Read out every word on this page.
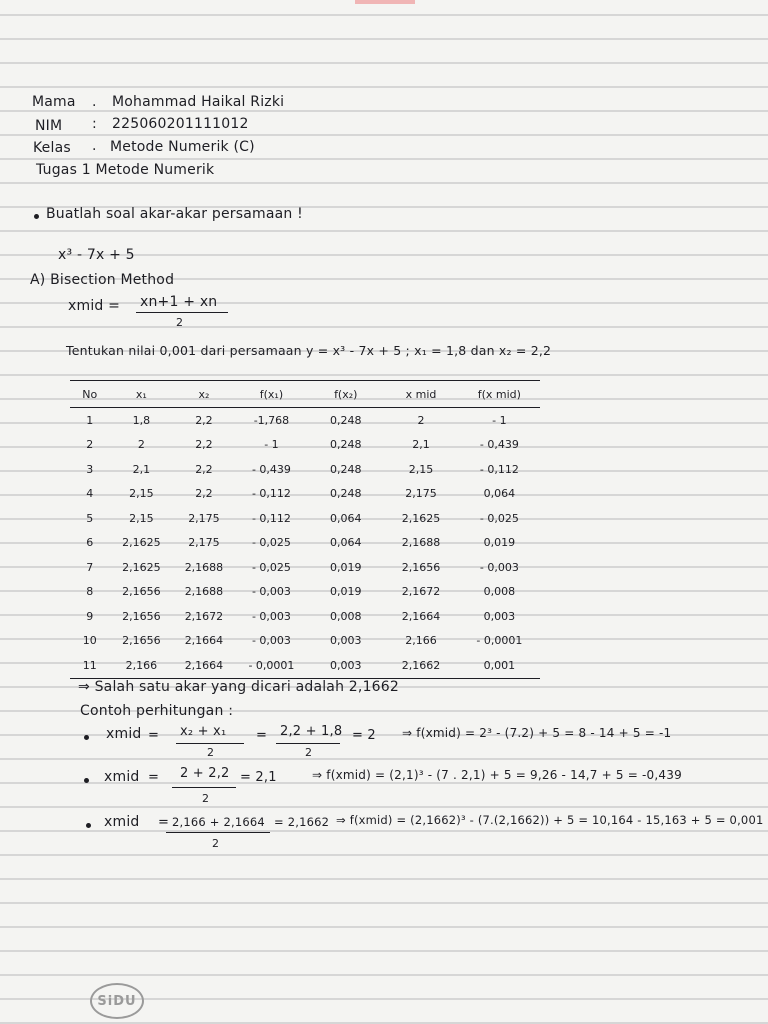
Mama . Mohammad Haikal Rizki
NIM : 225060201111012
Kelas . Metode Numerik (C)
Tugas 1 Metode Numerik
Buatlah soal akar-akar persamaan !
x³ - 7x + 5
A) Bisection Method
xmid = xn+1 + xn
2
Tentukan nilai 0,001 dari persamaan y = x³ - 7x + 5 ; x₁ = 1,8 dan x₂ = 2,2
No	x₁	x₂	f(x₁)	f(x₂)	x mid	f(x mid)
1	1,8	2,2	-1,768	0,248	2	- 1
2	2	2,2	- 1	0,248	2,1	- 0,439
3	2,1	2,2	- 0,439	0,248	2,15	- 0,112
4	2,15	2,2	- 0,112	0,248	2,175	0,064
5	2,15	2,175	- 0,112	0,064	2,1625	- 0,025
6	2,1625	2,175	- 0,025	0,064	2,1688	0,019
7	2,1625	2,1688	- 0,025	0,019	2,1656	- 0,003
8	2,1656	2,1688	- 0,003	0,019	2,1672	0,008
9	2,1656	2,1672	- 0,003	0,008	2,1664	0,003
10	2,1656	2,1664	- 0,003	0,003	2,166	- 0,0001
11	2,166	2,1664	- 0,0001	0,003	2,1662	0,001
⇒ Salah satu akar yang dicari adalah 2,1662
Contoh perhitungan :
xmid = x₂ + x₁
2
= 2,2 + 1,8
2
= 2 ⇒ f(xmid) = 2³ - (7.2) + 5 = 8 - 14 + 5 = -1
xmid = 2 + 2,2
2
= 2,1	⇒ f(xmid) = (2,1)³ - (7 . 2,1) + 5 = 9,26 - 14,7 + 5 = -0,439
xmid = 2,166 + 2,1664
2
= 2,1662 ⇒ f(xmid) = (2,1662)³ - (7.(2,1662)) + 5 = 10,164 - 15,163 + 5 = 0,001
SiDU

## SHORT EXERCISE
All the records need to be repeated exactly, with the images dropped.

## ANSWER FOR THIS EXERCISE
Read out every word on this page.
Mama . Mohammad Haikal Rizki
NIM : 225060201111012
Kelas . Metode Numerik (C)
Tugas 1 Metode Numerik
Buatlah soal akar-akar persamaan !
x³ - 7x + 5
A) Bisection Method
xmid = xn+1 + xn
2
Tentukan nilai 0,001 dari persamaan y = x³ - 7x + 5 ; x₁ = 1,8 dan x₂ = 2,2
No	x₁	x₂	f(x₁)	f(x₂)	x mid	f(x mid)
1	1,8	2,2	-1,768	0,248	2	- 1
2	2	2,2	- 1	0,248	2,1	- 0,439
3	2,1	2,2	- 0,439	0,248	2,15	- 0,112
4	2,15	2,2	- 0,112	0,248	2,175	0,064
5	2,15	2,175	- 0,112	0,064	2,1625	- 0,025
6	2,1625	2,175	- 0,025	0,064	2,1688	0,019
7	2,1625	2,1688	- 0,025	0,019	2,1656	- 0,003
8	2,1656	2,1688	- 0,003	0,019	2,1672	0,008
9	2,1656	2,1672	- 0,003	0,008	2,1664	0,003
10	2,1656	2,1664	- 0,003	0,003	2,166	- 0,0001
11	2,166	2,1664	- 0,0001	0,003	2,1662	0,001
⇒ Salah satu akar yang dicari adalah 2,1662
Contoh perhitungan :
xmid = x₂ + x₁
2
= 2,2 + 1,8
2
= 2 ⇒ f(xmid) = 2³ - (7.2) + 5 = 8 - 14 + 5 = -1
xmid = 2 + 2,2
2
= 2,1	⇒ f(xmid) = (2,1)³ - (7 . 2,1) + 5 = 9,26 - 14,7 + 5 = -0,439
xmid = 2,166 + 2,1664
2
= 2,1662 ⇒ f(xmid) = (2,1662)³ - (7.(2,1662)) + 5 = 10,164 - 15,163 + 5 = 0,001
SiDU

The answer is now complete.